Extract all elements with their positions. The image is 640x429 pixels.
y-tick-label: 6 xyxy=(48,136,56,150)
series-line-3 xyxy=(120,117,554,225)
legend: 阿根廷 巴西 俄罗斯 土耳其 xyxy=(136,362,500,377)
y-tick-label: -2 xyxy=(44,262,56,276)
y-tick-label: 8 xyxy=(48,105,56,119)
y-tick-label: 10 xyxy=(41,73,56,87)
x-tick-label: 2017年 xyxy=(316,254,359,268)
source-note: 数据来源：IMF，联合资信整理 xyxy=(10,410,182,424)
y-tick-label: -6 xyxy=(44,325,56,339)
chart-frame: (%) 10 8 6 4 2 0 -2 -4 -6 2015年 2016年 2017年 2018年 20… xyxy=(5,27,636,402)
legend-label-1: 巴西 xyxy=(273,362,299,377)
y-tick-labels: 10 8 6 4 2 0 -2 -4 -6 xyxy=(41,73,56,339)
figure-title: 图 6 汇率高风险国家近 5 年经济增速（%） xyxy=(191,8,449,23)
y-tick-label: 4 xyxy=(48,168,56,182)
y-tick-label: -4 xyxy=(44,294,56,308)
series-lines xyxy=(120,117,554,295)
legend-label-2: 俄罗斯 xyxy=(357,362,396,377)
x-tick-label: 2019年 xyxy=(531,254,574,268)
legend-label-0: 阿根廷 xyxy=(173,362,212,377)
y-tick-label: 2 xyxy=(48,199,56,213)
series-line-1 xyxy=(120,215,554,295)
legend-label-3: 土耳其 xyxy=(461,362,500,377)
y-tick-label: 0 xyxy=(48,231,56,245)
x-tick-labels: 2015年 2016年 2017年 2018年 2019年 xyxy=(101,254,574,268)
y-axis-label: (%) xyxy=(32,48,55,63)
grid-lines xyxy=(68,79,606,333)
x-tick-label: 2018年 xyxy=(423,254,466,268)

--

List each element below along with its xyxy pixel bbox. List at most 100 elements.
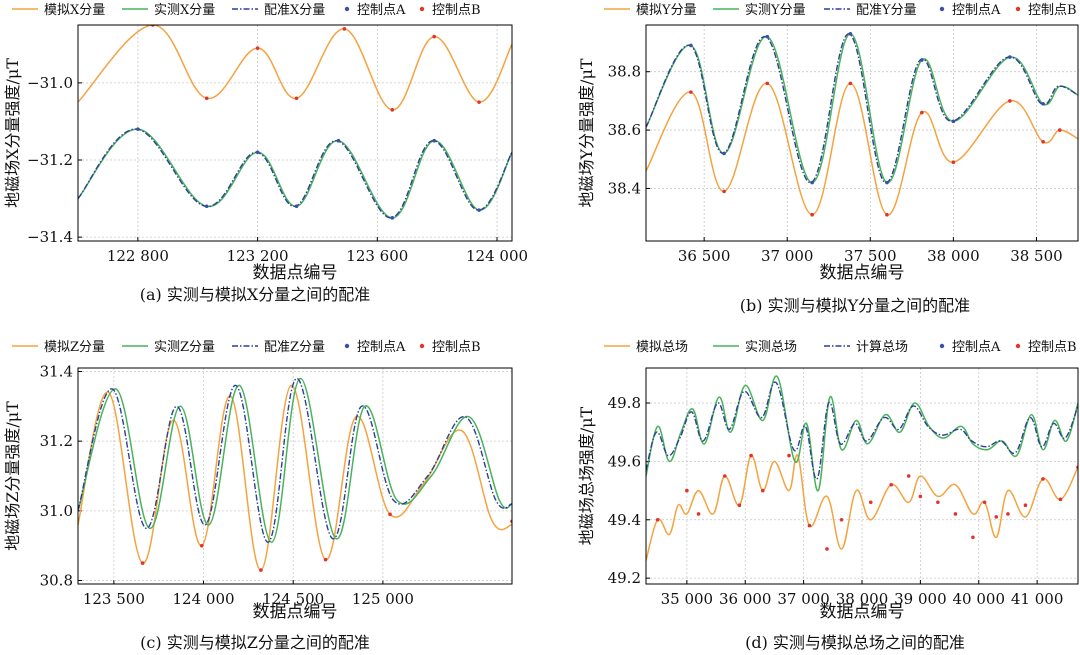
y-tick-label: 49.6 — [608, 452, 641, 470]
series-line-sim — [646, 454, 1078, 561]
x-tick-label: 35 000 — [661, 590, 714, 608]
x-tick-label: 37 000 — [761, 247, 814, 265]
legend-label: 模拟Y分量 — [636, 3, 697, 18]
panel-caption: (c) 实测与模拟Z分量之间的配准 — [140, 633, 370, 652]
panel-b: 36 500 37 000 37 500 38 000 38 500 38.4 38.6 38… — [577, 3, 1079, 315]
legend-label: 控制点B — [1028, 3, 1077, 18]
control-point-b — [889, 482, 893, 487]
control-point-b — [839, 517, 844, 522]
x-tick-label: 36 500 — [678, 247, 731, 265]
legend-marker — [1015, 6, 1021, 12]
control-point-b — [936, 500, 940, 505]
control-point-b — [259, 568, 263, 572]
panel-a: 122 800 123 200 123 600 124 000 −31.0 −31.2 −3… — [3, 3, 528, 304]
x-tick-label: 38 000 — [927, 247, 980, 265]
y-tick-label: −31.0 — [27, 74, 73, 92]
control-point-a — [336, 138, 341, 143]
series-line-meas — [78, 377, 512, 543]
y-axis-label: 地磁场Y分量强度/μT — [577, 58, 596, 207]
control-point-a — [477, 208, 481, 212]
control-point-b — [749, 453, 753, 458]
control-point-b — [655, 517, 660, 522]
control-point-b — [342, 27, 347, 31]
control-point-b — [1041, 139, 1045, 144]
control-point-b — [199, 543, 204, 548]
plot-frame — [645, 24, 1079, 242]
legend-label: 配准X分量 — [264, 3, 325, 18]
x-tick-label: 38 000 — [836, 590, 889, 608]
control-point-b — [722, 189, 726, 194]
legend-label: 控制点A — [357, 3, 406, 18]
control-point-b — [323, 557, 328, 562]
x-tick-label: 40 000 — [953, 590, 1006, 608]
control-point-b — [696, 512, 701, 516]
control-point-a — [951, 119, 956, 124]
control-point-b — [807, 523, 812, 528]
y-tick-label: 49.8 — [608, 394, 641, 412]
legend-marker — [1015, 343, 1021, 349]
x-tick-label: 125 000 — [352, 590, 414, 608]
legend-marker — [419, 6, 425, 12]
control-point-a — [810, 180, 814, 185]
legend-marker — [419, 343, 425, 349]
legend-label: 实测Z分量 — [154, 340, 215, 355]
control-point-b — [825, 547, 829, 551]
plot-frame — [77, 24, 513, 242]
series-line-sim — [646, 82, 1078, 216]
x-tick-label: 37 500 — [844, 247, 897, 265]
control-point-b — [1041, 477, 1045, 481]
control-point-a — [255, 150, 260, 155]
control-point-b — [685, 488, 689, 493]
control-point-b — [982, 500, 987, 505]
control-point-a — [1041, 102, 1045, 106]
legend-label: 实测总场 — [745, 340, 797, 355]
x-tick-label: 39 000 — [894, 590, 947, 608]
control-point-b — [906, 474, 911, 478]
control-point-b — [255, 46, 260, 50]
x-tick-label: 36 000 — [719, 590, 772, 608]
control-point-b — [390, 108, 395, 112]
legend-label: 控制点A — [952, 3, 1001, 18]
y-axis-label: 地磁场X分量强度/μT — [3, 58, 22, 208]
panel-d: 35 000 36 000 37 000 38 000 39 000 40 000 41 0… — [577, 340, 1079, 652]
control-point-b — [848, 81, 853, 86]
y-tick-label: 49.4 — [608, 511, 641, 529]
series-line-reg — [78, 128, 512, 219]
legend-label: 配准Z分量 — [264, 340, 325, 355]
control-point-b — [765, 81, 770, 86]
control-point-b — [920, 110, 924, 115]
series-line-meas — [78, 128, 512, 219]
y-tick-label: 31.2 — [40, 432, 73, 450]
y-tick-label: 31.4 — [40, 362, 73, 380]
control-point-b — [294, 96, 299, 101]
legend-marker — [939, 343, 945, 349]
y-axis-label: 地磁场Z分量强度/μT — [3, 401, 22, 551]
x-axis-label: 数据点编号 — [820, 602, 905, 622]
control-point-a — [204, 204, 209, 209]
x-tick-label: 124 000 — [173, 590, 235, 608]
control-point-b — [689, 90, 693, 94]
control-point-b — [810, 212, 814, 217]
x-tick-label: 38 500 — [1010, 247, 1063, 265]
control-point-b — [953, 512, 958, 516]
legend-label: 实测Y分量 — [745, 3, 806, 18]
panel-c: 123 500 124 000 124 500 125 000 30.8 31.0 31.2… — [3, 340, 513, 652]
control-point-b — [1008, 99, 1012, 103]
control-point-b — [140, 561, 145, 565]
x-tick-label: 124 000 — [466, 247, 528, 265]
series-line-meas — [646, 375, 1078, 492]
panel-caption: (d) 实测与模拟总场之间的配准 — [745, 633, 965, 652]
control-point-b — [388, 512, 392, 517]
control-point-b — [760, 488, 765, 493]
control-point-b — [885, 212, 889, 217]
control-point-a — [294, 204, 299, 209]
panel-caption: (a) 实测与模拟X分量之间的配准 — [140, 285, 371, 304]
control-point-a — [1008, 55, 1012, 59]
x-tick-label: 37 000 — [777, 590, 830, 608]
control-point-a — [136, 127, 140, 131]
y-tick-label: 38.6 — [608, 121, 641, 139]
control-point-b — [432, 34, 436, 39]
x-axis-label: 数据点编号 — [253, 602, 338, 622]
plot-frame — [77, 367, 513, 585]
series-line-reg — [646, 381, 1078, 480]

* * *

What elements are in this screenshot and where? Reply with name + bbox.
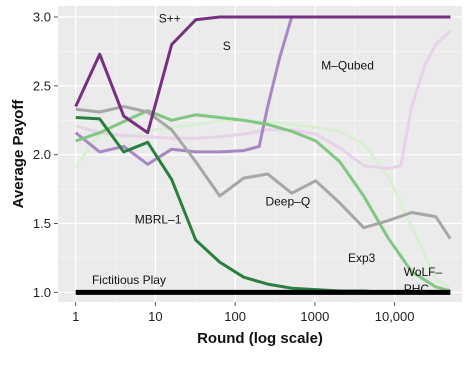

*What you will do*. List every line above that contains the word "panel", copying each line in full.

*The output*.
panel-caption: (c) 实测与模拟Z分量之间的配准 — [140, 633, 370, 652]
panel-b: 36 500 37 000 37 500 38 000 38 500 38.4 38.6 38… — [577, 3, 1079, 315]
panel-a: 122 800 123 200 123 600 124 000 −31.0 −31.2 −3… — [3, 3, 528, 304]
panel-d: 35 000 36 000 37 000 38 000 39 000 40 000 41 0… — [577, 340, 1079, 652]
panel-c: 123 500 124 000 124 500 125 000 30.8 31.0 31.2… — [3, 340, 513, 652]
panel-caption: (d) 实测与模拟总场之间的配准 — [745, 633, 965, 652]
panel-caption: (a) 实测与模拟X分量之间的配准 — [140, 285, 371, 304]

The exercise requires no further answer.